* Task data

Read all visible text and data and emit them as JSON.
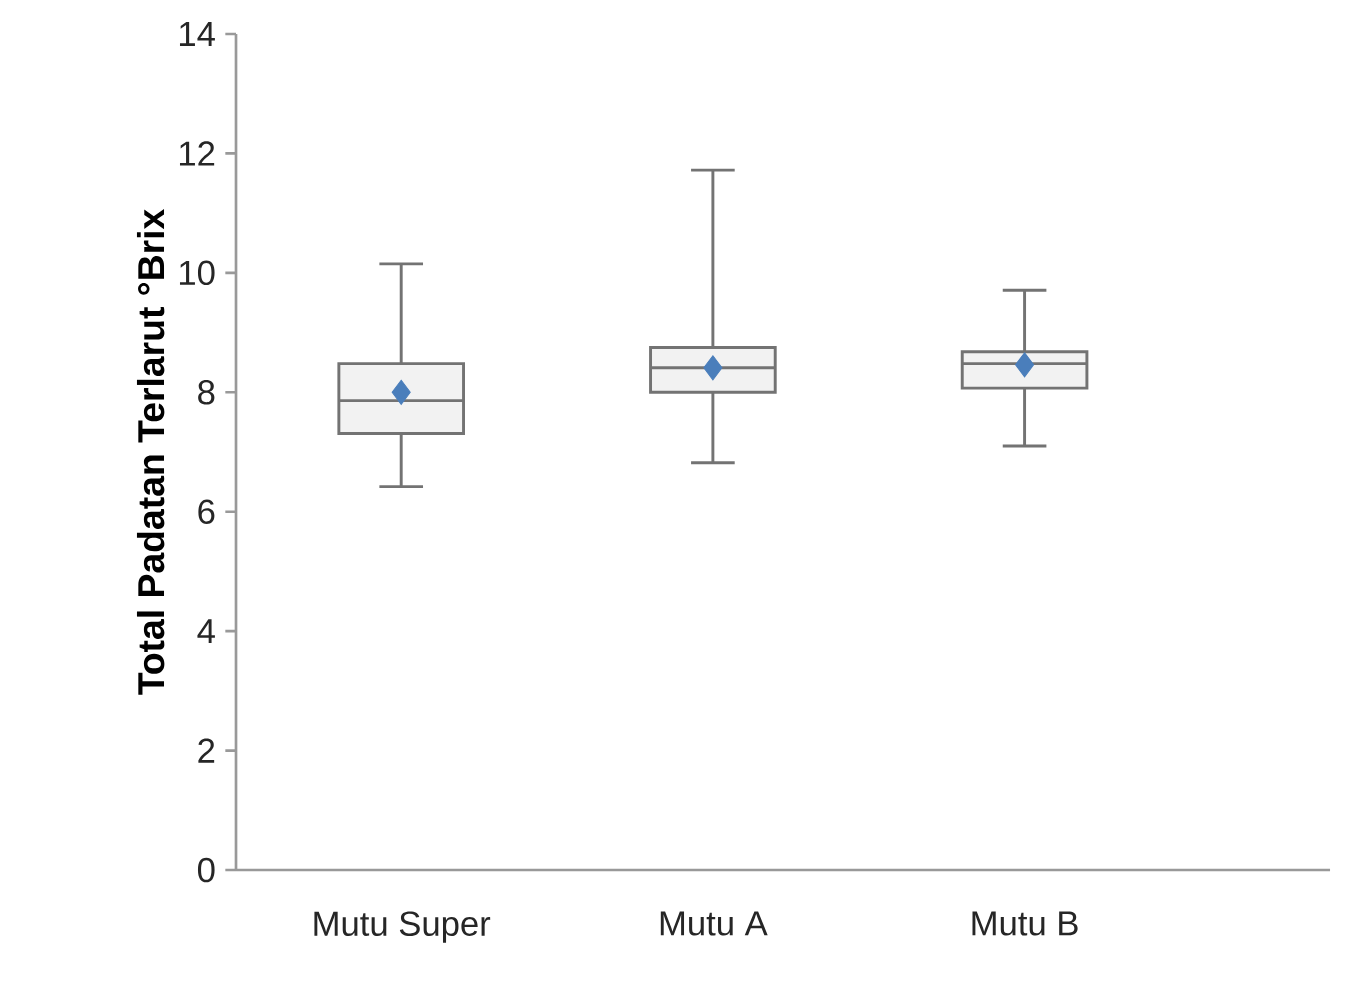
{
  "chart_data": {
    "type": "box",
    "ylabel": "Total Padatan Terlarut °Brix",
    "categories": [
      "Mutu Super",
      "Mutu A",
      "Mutu B"
    ],
    "boxes": [
      {
        "low": 6.42,
        "q1": 7.31,
        "median": 7.86,
        "q3": 8.48,
        "high": 10.15,
        "mean": 8.0
      },
      {
        "low": 6.82,
        "q1": 8.0,
        "median": 8.41,
        "q3": 8.75,
        "high": 11.72,
        "mean": 8.41
      },
      {
        "low": 7.1,
        "q1": 8.07,
        "median": 8.48,
        "q3": 8.68,
        "high": 9.71,
        "mean": 8.46
      }
    ],
    "color": "#f2f2f2",
    "marker": "diamond",
    "ylim": [
      0,
      14
    ],
    "yticks": [
      0,
      2,
      4,
      6,
      8,
      10,
      12,
      14
    ],
    "grid": false
  }
}
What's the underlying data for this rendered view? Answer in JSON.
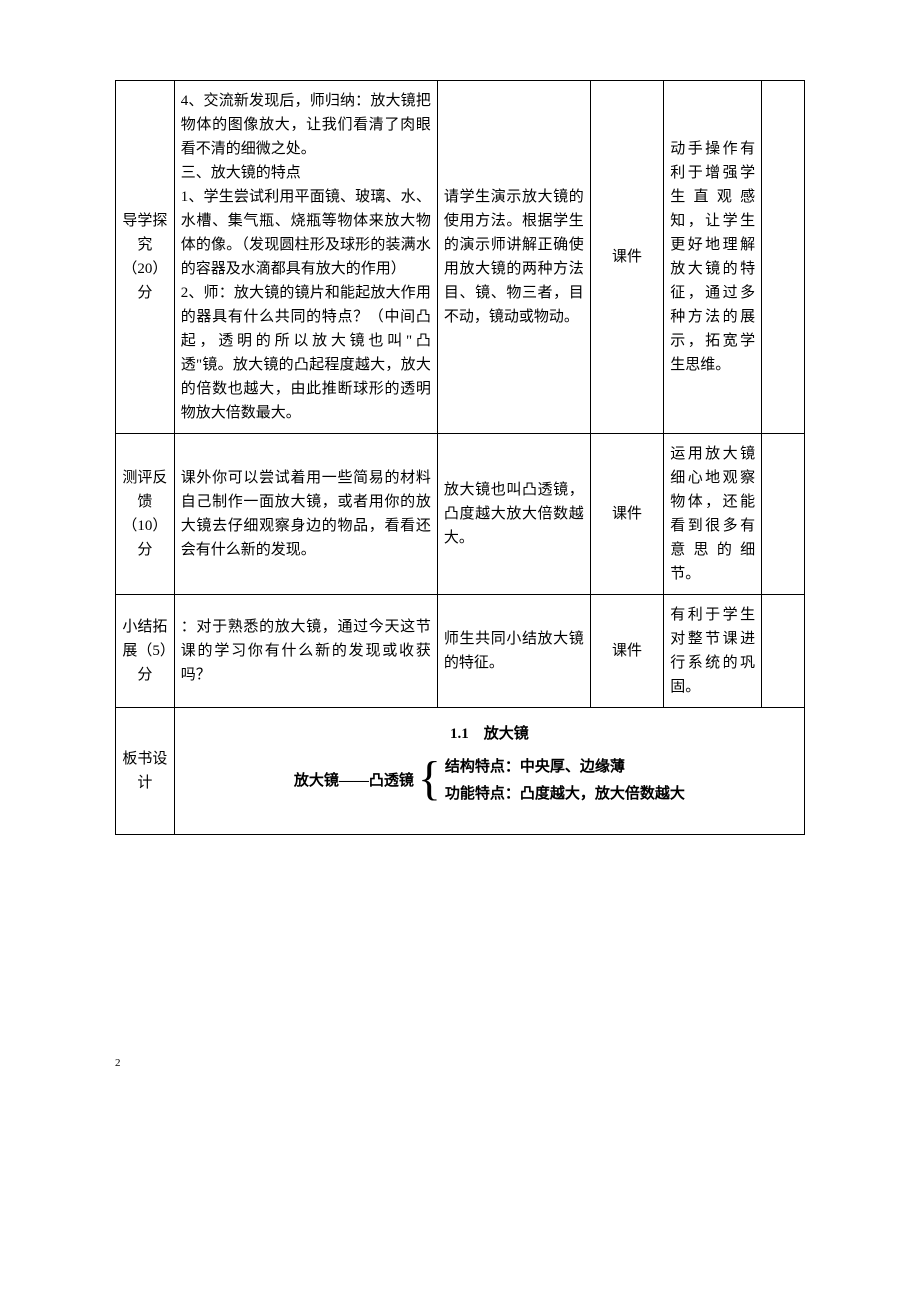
{
  "rows": [
    {
      "label": "导学探究（20）分",
      "c1": "4、交流新发现后，师归纳：放大镜把物体的图像放大，让我们看清了肉眼看不清的细微之处。\n三、放大镜的特点\n1、学生尝试利用平面镜、玻璃、水、水槽、集气瓶、烧瓶等物体来放大物体的像。（发现圆柱形及球形的装满水的容器及水滴都具有放大的作用）\n2、师：放大镜的镜片和能起放大作用的器具有什么共同的特点？（中间凸起，透明的所以放大镜也叫\"凸透\"镜。放大镜的凸起程度越大，放大的倍数也越大，由此推断球形的透明物放大倍数最大。",
      "c2": "请学生演示放大镜的使用方法。根据学生的演示师讲解正确使用放大镜的两种方法目、镜、物三者，目不动，镜动或物动。",
      "c3": "课件",
      "c4": "动手操作有利于增强学生直观感知，让学生更好地理解放大镜的特征，通过多种方法的展示，拓宽学生思维。",
      "c5": ""
    },
    {
      "label": "测评反馈（10）分",
      "c1": "课外你可以尝试着用一些简易的材料自己制作一面放大镜，或者用你的放大镜去仔细观察身边的物品，看看还会有什么新的发现。",
      "c2": "放大镜也叫凸透镜，凸度越大放大倍数越大。",
      "c3": "课件",
      "c4": "运用放大镜细心地观察物体，还能看到很多有意思的细节。",
      "c5": ""
    },
    {
      "label": "小结拓展（5）分",
      "c1": "：对于熟悉的放大镜，通过今天这节课的学习你有什么新的发现或收获吗？",
      "c2": "师生共同小结放大镜的特征。",
      "c3": "课件",
      "c4": "有利于学生对整节课进行系统的巩固。",
      "c5": ""
    }
  ],
  "board": {
    "label": "板书设计",
    "title": "1.1　放大镜",
    "left": "放大镜——凸透镜",
    "right1": "结构特点：中央厚、边缘薄",
    "right2": "功能特点：凸度越大，放大倍数越大"
  },
  "pageNum": "2"
}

* Written request
Extract word for word every line from the line that contains "What's the underlying" to the final line of the data, both included, and nothing else; skip the pictures.

* Correct output
What's the underlying data for this rendered view? Answer in JSON.
{
  "rows": [
    {
      "label": "导学探究（20）分",
      "c1": "4、交流新发现后，师归纳：放大镜把物体的图像放大，让我们看清了肉眼看不清的细微之处。\n三、放大镜的特点\n1、学生尝试利用平面镜、玻璃、水、水槽、集气瓶、烧瓶等物体来放大物体的像。（发现圆柱形及球形的装满水的容器及水滴都具有放大的作用）\n2、师：放大镜的镜片和能起放大作用的器具有什么共同的特点？（中间凸起，透明的所以放大镜也叫\"凸透\"镜。放大镜的凸起程度越大，放大的倍数也越大，由此推断球形的透明物放大倍数最大。",
      "c2": "请学生演示放大镜的使用方法。根据学生的演示师讲解正确使用放大镜的两种方法目、镜、物三者，目不动，镜动或物动。",
      "c3": "课件",
      "c4": "动手操作有利于增强学生直观感知，让学生更好地理解放大镜的特征，通过多种方法的展示，拓宽学生思维。",
      "c5": ""
    },
    {
      "label": "测评反馈（10）分",
      "c1": "课外你可以尝试着用一些简易的材料自己制作一面放大镜，或者用你的放大镜去仔细观察身边的物品，看看还会有什么新的发现。",
      "c2": "放大镜也叫凸透镜，凸度越大放大倍数越大。",
      "c3": "课件",
      "c4": "运用放大镜细心地观察物体，还能看到很多有意思的细节。",
      "c5": ""
    },
    {
      "label": "小结拓展（5）分",
      "c1": "：对于熟悉的放大镜，通过今天这节课的学习你有什么新的发现或收获吗？",
      "c2": "师生共同小结放大镜的特征。",
      "c3": "课件",
      "c4": "有利于学生对整节课进行系统的巩固。",
      "c5": ""
    }
  ],
  "board": {
    "label": "板书设计",
    "title": "1.1　放大镜",
    "left": "放大镜——凸透镜",
    "right1": "结构特点：中央厚、边缘薄",
    "right2": "功能特点：凸度越大，放大倍数越大"
  },
  "pageNum": "2"
}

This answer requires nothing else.